- EXERCISE BRIEF
In the listing below, how many lines contain the word "name"? Please respond with the number only.
-- start EXTRACTED MATERIAL --
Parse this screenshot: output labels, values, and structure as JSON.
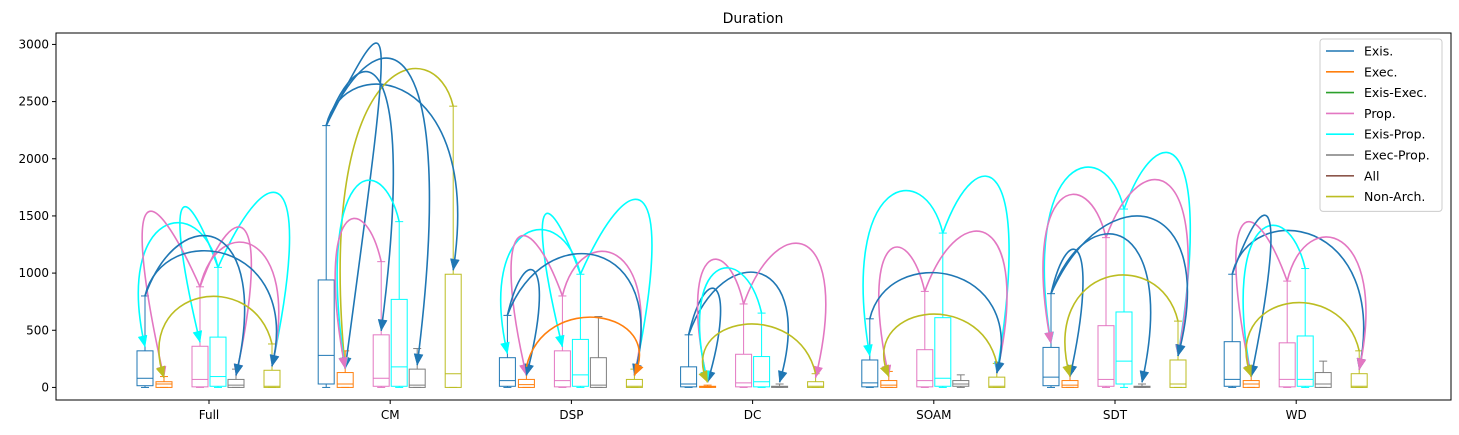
{
  "chart_data": {
    "type": "box",
    "title": "Duration",
    "xlabel": "",
    "ylabel": "",
    "ylim": [
      -110,
      3100
    ],
    "yticks": [
      0,
      500,
      1000,
      1500,
      2000,
      2500,
      3000
    ],
    "categories": [
      "Full",
      "CM",
      "DSP",
      "DC",
      "SOAM",
      "SDT",
      "WD"
    ],
    "legend_position": "top-right",
    "grid": false,
    "series": [
      {
        "name": "Exis.",
        "color": "#1f77b4"
      },
      {
        "name": "Exec.",
        "color": "#ff7f0e"
      },
      {
        "name": "Exis-Exec.",
        "color": "#2ca02c"
      },
      {
        "name": "Prop.",
        "color": "#e377c2"
      },
      {
        "name": "Exis-Prop.",
        "color": "#00ffff"
      },
      {
        "name": "Exec-Prop.",
        "color": "#7f7f7f"
      },
      {
        "name": "All",
        "color": "#8c564b"
      },
      {
        "name": "Non-Arch.",
        "color": "#bcbd22"
      }
    ],
    "boxes": {
      "Full": [
        {
          "series": "Exis.",
          "min": 0,
          "q1": 15,
          "median": 80,
          "q3": 320,
          "max": 800
        },
        {
          "series": "Exec.",
          "min": 0,
          "q1": 0,
          "median": 30,
          "q3": 50,
          "max": 95
        },
        {
          "series": "Prop.",
          "min": 0,
          "q1": 5,
          "median": 70,
          "q3": 360,
          "max": 880
        },
        {
          "series": "Exis-Prop.",
          "min": 0,
          "q1": 10,
          "median": 95,
          "q3": 440,
          "max": 1050
        },
        {
          "series": "Exec-Prop.",
          "min": 0,
          "q1": 0,
          "median": 20,
          "q3": 70,
          "max": 160
        },
        {
          "series": "Non-Arch.",
          "min": 0,
          "q1": 0,
          "median": 10,
          "q3": 150,
          "max": 380
        }
      ],
      "CM": [
        {
          "series": "Exis.",
          "min": 0,
          "q1": 30,
          "median": 280,
          "q3": 940,
          "max": 2290
        },
        {
          "series": "Exec.",
          "min": 0,
          "q1": 0,
          "median": 30,
          "q3": 130,
          "max": 320
        },
        {
          "series": "Prop.",
          "min": 0,
          "q1": 10,
          "median": 80,
          "q3": 460,
          "max": 1100
        },
        {
          "series": "Exis-Prop.",
          "min": 0,
          "q1": 10,
          "median": 180,
          "q3": 770,
          "max": 1450
        },
        {
          "series": "Exec-Prop.",
          "min": 0,
          "q1": 0,
          "median": 20,
          "q3": 160,
          "max": 340
        },
        {
          "series": "Non-Arch.",
          "min": 0,
          "q1": 0,
          "median": 120,
          "q3": 990,
          "max": 2460
        }
      ],
      "DSP": [
        {
          "series": "Exis.",
          "min": 0,
          "q1": 10,
          "median": 60,
          "q3": 260,
          "max": 630
        },
        {
          "series": "Exec.",
          "min": 0,
          "q1": 0,
          "median": 25,
          "q3": 70,
          "max": 180
        },
        {
          "series": "Prop.",
          "min": 0,
          "q1": 5,
          "median": 60,
          "q3": 320,
          "max": 800
        },
        {
          "series": "Exis-Prop.",
          "min": 0,
          "q1": 10,
          "median": 110,
          "q3": 420,
          "max": 990
        },
        {
          "series": "Exec-Prop.",
          "min": 0,
          "q1": 0,
          "median": 20,
          "q3": 260,
          "max": 620
        },
        {
          "series": "Non-Arch.",
          "min": 0,
          "q1": 0,
          "median": 10,
          "q3": 70,
          "max": 160
        }
      ],
      "DC": [
        {
          "series": "Exis.",
          "min": 0,
          "q1": 5,
          "median": 30,
          "q3": 180,
          "max": 460
        },
        {
          "series": "Exec.",
          "min": 0,
          "q1": 0,
          "median": 5,
          "q3": 10,
          "max": 20
        },
        {
          "series": "Prop.",
          "min": 0,
          "q1": 5,
          "median": 40,
          "q3": 290,
          "max": 730
        },
        {
          "series": "Exis-Prop.",
          "min": 0,
          "q1": 5,
          "median": 50,
          "q3": 270,
          "max": 650
        },
        {
          "series": "Exec-Prop.",
          "min": 0,
          "q1": 0,
          "median": 5,
          "q3": 10,
          "max": 30
        },
        {
          "series": "Non-Arch.",
          "min": 0,
          "q1": 0,
          "median": 10,
          "q3": 50,
          "max": 120
        }
      ],
      "SOAM": [
        {
          "series": "Exis.",
          "min": 0,
          "q1": 5,
          "median": 40,
          "q3": 240,
          "max": 600
        },
        {
          "series": "Exec.",
          "min": 0,
          "q1": 0,
          "median": 20,
          "q3": 60,
          "max": 140
        },
        {
          "series": "Prop.",
          "min": 0,
          "q1": 5,
          "median": 60,
          "q3": 330,
          "max": 840
        },
        {
          "series": "Exis-Prop.",
          "min": 0,
          "q1": 10,
          "median": 80,
          "q3": 610,
          "max": 1350
        },
        {
          "series": "Exec-Prop.",
          "min": 0,
          "q1": 10,
          "median": 30,
          "q3": 60,
          "max": 110
        },
        {
          "series": "Non-Arch.",
          "min": 0,
          "q1": 0,
          "median": 10,
          "q3": 90,
          "max": 210
        }
      ],
      "SDT": [
        {
          "series": "Exis.",
          "min": 0,
          "q1": 15,
          "median": 90,
          "q3": 350,
          "max": 820
        },
        {
          "series": "Exec.",
          "min": 0,
          "q1": 0,
          "median": 20,
          "q3": 60,
          "max": 140
        },
        {
          "series": "Prop.",
          "min": 0,
          "q1": 10,
          "median": 70,
          "q3": 540,
          "max": 1310
        },
        {
          "series": "Exis-Prop.",
          "min": 0,
          "q1": 30,
          "median": 230,
          "q3": 660,
          "max": 1560
        },
        {
          "series": "Exec-Prop.",
          "min": 0,
          "q1": 0,
          "median": 5,
          "q3": 10,
          "max": 30
        },
        {
          "series": "Non-Arch.",
          "min": 0,
          "q1": 0,
          "median": 30,
          "q3": 240,
          "max": 580
        }
      ],
      "WD": [
        {
          "series": "Exis.",
          "min": 0,
          "q1": 10,
          "median": 70,
          "q3": 400,
          "max": 990
        },
        {
          "series": "Exec.",
          "min": 0,
          "q1": 0,
          "median": 30,
          "q3": 60,
          "max": 150
        },
        {
          "series": "Prop.",
          "min": 0,
          "q1": 5,
          "median": 70,
          "q3": 390,
          "max": 930
        },
        {
          "series": "Exis-Prop.",
          "min": 0,
          "q1": 10,
          "median": 70,
          "q3": 450,
          "max": 1040
        },
        {
          "series": "Exec-Prop.",
          "min": 0,
          "q1": 0,
          "median": 30,
          "q3": 130,
          "max": 230
        },
        {
          "series": "Non-Arch.",
          "min": 0,
          "q1": 0,
          "median": 10,
          "q3": 120,
          "max": 320
        }
      ]
    },
    "arrows": {
      "Full": [
        {
          "series": "Exis-Prop.",
          "from": "Exis-Prop.",
          "to": "Exis."
        },
        {
          "series": "Exis-Prop.",
          "from": "Exis-Prop.",
          "to": "Prop."
        },
        {
          "series": "Exis-Prop.",
          "from": "Exis-Prop.",
          "to": "Non-Arch."
        },
        {
          "series": "Prop.",
          "from": "Prop.",
          "to": "Non-Arch."
        },
        {
          "series": "Prop.",
          "from": "Prop.",
          "to": "Exec-Prop."
        },
        {
          "series": "Prop.",
          "from": "Prop.",
          "to": "Exec."
        },
        {
          "series": "Exis.",
          "from": "Exis.",
          "to": "Non-Arch."
        },
        {
          "series": "Exis.",
          "from": "Exis.",
          "to": "Exec-Prop."
        },
        {
          "series": "Non-Arch.",
          "from": "Non-Arch.",
          "to": "Exec."
        }
      ],
      "CM": [
        {
          "series": "Exis.",
          "from": "Exis.",
          "to": "Non-Arch."
        },
        {
          "series": "Non-Arch.",
          "from": "Non-Arch.",
          "to": "Exec."
        },
        {
          "series": "Exis.",
          "from": "Exis.",
          "to": "Prop."
        },
        {
          "series": "Exis.",
          "from": "Exis.",
          "to": "Exec-Prop."
        },
        {
          "series": "Exis.",
          "from": "Exis.",
          "to": "Exec."
        },
        {
          "series": "Exis-Prop.",
          "from": "Exis-Prop.",
          "to": "Exec."
        },
        {
          "series": "Prop.",
          "from": "Prop.",
          "to": "Exec."
        }
      ],
      "DSP": [
        {
          "series": "Exis-Prop.",
          "from": "Exis-Prop.",
          "to": "Exis."
        },
        {
          "series": "Exis-Prop.",
          "from": "Exis-Prop.",
          "to": "Prop."
        },
        {
          "series": "Exis-Prop.",
          "from": "Exis-Prop.",
          "to": "Non-Arch."
        },
        {
          "series": "Prop.",
          "from": "Prop.",
          "to": "Non-Arch."
        },
        {
          "series": "Prop.",
          "from": "Prop.",
          "to": "Exec."
        },
        {
          "series": "Exis.",
          "from": "Exis.",
          "to": "Exec."
        },
        {
          "series": "Exis.",
          "from": "Exis.",
          "to": "Non-Arch."
        },
        {
          "series": "Exec.",
          "from": "Exec.",
          "to": "Non-Arch."
        }
      ],
      "DC": [
        {
          "series": "Exis.",
          "from": "Exis.",
          "to": "Exec."
        },
        {
          "series": "Exis.",
          "from": "Exis.",
          "to": "Exec-Prop."
        },
        {
          "series": "Prop.",
          "from": "Prop.",
          "to": "Exec."
        },
        {
          "series": "Prop.",
          "from": "Prop.",
          "to": "Non-Arch."
        },
        {
          "series": "Exis-Prop.",
          "from": "Exis-Prop.",
          "to": "Exec."
        },
        {
          "series": "Non-Arch.",
          "from": "Non-Arch.",
          "to": "Exec."
        }
      ],
      "SOAM": [
        {
          "series": "Exis-Prop.",
          "from": "Exis-Prop.",
          "to": "Exis."
        },
        {
          "series": "Exis-Prop.",
          "from": "Exis-Prop.",
          "to": "Non-Arch."
        },
        {
          "series": "Prop.",
          "from": "Prop.",
          "to": "Exec."
        },
        {
          "series": "Prop.",
          "from": "Prop.",
          "to": "Non-Arch."
        },
        {
          "series": "Exis.",
          "from": "Exis.",
          "to": "Non-Arch."
        },
        {
          "series": "Non-Arch.",
          "from": "Non-Arch.",
          "to": "Exec."
        }
      ],
      "SDT": [
        {
          "series": "Exis-Prop.",
          "from": "Exis-Prop.",
          "to": "Exis."
        },
        {
          "series": "Exis-Prop.",
          "from": "Exis-Prop.",
          "to": "Non-Arch."
        },
        {
          "series": "Prop.",
          "from": "Prop.",
          "to": "Exis."
        },
        {
          "series": "Prop.",
          "from": "Prop.",
          "to": "Non-Arch."
        },
        {
          "series": "Exis.",
          "from": "Exis.",
          "to": "Exec."
        },
        {
          "series": "Exis.",
          "from": "Exis.",
          "to": "Exec-Prop."
        },
        {
          "series": "Exis.",
          "from": "Exis.",
          "to": "Non-Arch."
        },
        {
          "series": "Non-Arch.",
          "from": "Non-Arch.",
          "to": "Exec."
        }
      ],
      "WD": [
        {
          "series": "Exis.",
          "from": "Exis.",
          "to": "Non-Arch."
        },
        {
          "series": "Exis-Prop.",
          "from": "Exis-Prop.",
          "to": "Exec."
        },
        {
          "series": "Prop.",
          "from": "Prop.",
          "to": "Non-Arch."
        },
        {
          "series": "Prop.",
          "from": "Prop.",
          "to": "Exec."
        },
        {
          "series": "Exis.",
          "from": "Exis.",
          "to": "Exec."
        },
        {
          "series": "Non-Arch.",
          "from": "Non-Arch.",
          "to": "Exec."
        }
      ]
    }
  }
}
-- end EXTRACTED MATERIAL --
- TASK ANSWER
8